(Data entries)
— Start —
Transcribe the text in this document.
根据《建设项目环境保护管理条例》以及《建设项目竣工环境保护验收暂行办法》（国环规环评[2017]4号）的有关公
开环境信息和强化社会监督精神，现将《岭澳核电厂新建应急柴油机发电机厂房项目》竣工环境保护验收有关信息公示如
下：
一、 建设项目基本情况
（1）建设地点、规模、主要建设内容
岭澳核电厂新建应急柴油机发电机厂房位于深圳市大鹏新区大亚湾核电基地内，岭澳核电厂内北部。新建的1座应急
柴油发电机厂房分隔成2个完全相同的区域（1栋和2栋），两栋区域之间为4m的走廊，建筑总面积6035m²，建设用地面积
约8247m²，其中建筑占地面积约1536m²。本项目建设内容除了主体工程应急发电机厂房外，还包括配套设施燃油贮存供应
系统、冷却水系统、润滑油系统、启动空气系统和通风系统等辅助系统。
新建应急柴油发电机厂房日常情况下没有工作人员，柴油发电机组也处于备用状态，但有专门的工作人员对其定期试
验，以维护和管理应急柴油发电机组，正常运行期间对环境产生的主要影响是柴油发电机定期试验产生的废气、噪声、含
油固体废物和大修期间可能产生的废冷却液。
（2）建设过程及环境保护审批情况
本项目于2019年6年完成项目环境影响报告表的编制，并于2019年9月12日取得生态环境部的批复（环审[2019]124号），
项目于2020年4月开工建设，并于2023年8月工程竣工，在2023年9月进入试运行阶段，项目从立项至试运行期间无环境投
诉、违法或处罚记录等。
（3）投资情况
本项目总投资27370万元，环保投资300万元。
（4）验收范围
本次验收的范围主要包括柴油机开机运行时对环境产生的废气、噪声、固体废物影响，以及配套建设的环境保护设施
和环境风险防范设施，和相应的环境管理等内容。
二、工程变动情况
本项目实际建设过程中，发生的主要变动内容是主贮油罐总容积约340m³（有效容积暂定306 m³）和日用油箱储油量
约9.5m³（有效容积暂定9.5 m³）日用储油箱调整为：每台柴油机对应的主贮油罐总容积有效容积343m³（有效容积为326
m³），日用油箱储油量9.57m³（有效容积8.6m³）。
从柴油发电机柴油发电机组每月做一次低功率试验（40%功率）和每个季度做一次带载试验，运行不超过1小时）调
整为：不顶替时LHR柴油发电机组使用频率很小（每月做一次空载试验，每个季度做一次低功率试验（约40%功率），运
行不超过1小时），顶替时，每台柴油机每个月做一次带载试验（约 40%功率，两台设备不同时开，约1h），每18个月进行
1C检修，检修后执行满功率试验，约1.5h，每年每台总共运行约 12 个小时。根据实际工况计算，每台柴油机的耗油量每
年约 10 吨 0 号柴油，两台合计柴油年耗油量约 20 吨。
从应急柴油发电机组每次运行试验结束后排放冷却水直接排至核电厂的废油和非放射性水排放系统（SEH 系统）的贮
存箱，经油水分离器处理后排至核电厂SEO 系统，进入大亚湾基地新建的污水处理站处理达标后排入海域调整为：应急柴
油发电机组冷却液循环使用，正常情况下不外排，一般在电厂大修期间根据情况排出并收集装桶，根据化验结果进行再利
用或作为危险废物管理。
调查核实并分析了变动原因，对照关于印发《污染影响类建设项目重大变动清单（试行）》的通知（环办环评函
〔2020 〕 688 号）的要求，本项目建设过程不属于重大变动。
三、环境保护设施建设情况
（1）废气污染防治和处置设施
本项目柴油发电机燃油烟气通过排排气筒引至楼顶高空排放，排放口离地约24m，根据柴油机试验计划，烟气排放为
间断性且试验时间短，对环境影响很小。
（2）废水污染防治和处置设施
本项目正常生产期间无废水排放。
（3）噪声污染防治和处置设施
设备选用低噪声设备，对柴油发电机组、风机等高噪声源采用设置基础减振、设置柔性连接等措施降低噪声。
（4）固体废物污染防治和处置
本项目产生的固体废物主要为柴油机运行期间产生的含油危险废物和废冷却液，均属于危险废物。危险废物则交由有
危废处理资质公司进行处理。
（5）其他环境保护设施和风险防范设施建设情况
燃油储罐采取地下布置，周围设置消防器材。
— End —
Please output every record, keeping each line exact.

Transcribe the text in this document.
根据《建设项目环境保护管理条例》以及《建设项目竣工环境保护验收暂行办法》（国环规环评[2017]4号）的有关公
开环境信息和强化社会监督精神，现将《岭澳核电厂新建应急柴油机发电机厂房项目》竣工环境保护验收有关信息公示如
下：
一、 建设项目基本情况
（1）建设地点、规模、主要建设内容
岭澳核电厂新建应急柴油机发电机厂房位于深圳市大鹏新区大亚湾核电基地内，岭澳核电厂内北部。新建的1座应急
柴油发电机厂房分隔成2个完全相同的区域（1栋和2栋），两栋区域之间为4m的走廊，建筑总面积6035m²，建设用地面积
约8247m²，其中建筑占地面积约1536m²。本项目建设内容除了主体工程应急发电机厂房外，还包括配套设施燃油贮存供应
系统、冷却水系统、润滑油系统、启动空气系统和通风系统等辅助系统。
新建应急柴油发电机厂房日常情况下没有工作人员，柴油发电机组也处于备用状态，但有专门的工作人员对其定期试
验，以维护和管理应急柴油发电机组，正常运行期间对环境产生的主要影响是柴油发电机定期试验产生的废气、噪声、含
油固体废物和大修期间可能产生的废冷却液。
（2）建设过程及环境保护审批情况
本项目于2019年6年完成项目环境影响报告表的编制，并于2019年9月12日取得生态环境部的批复（环审[2019]124号），
项目于2020年4月开工建设，并于2023年8月工程竣工，在2023年9月进入试运行阶段，项目从立项至试运行期间无环境投
诉、违法或处罚记录等。
（3）投资情况
本项目总投资27370万元，环保投资300万元。
（4）验收范围
本次验收的范围主要包括柴油机开机运行时对环境产生的废气、噪声、固体废物影响，以及配套建设的环境保护设施
和环境风险防范设施，和相应的环境管理等内容。
二、工程变动情况
本项目实际建设过程中，发生的主要变动内容是主贮油罐总容积约340m³（有效容积暂定306 m³）和日用油箱储油量
约9.5m³（有效容积暂定9.5 m³）日用储油箱调整为：每台柴油机对应的主贮油罐总容积有效容积343m³（有效容积为326
m³），日用油箱储油量9.57m³（有效容积8.6m³）。
从柴油发电机柴油发电机组每月做一次低功率试验（40%功率）和每个季度做一次带载试验，运行不超过1小时）调
整为：不顶替时LHR柴油发电机组使用频率很小（每月做一次空载试验，每个季度做一次低功率试验（约40%功率），运
行不超过1小时），顶替时，每台柴油机每个月做一次带载试验（约 40%功率，两台设备不同时开，约1h），每18个月进行
1C检修，检修后执行满功率试验，约1.5h，每年每台总共运行约 12 个小时。根据实际工况计算，每台柴油机的耗油量每
年约 10 吨 0 号柴油，两台合计柴油年耗油量约 20 吨。
从应急柴油发电机组每次运行试验结束后排放冷却水直接排至核电厂的废油和非放射性水排放系统（SEH 系统）的贮
存箱，经油水分离器处理后排至核电厂SEO 系统，进入大亚湾基地新建的污水处理站处理达标后排入海域调整为：应急柴
油发电机组冷却液循环使用，正常情况下不外排，一般在电厂大修期间根据情况排出并收集装桶，根据化验结果进行再利
用或作为危险废物管理。
调查核实并分析了变动原因，对照关于印发《污染影响类建设项目重大变动清单（试行）》的通知（环办环评函
〔2020 〕 688 号）的要求，本项目建设过程不属于重大变动。
三、环境保护设施建设情况
（1）废气污染防治和处置设施
本项目柴油发电机燃油烟气通过排排气筒引至楼顶高空排放，排放口离地约24m，根据柴油机试验计划，烟气排放为
间断性且试验时间短，对环境影响很小。
（2）废水污染防治和处置设施
本项目正常生产期间无废水排放。
（3）噪声污染防治和处置设施
设备选用低噪声设备，对柴油发电机组、风机等高噪声源采用设置基础减振、设置柔性连接等措施降低噪声。
（4）固体废物污染防治和处置
本项目产生的固体废物主要为柴油机运行期间产生的含油危险废物和废冷却液，均属于危险废物。危险废物则交由有
危废处理资质公司进行处理。
（5）其他环境保护设施和风险防范设施建设情况
燃油储罐采取地下布置，周围设置消防器材。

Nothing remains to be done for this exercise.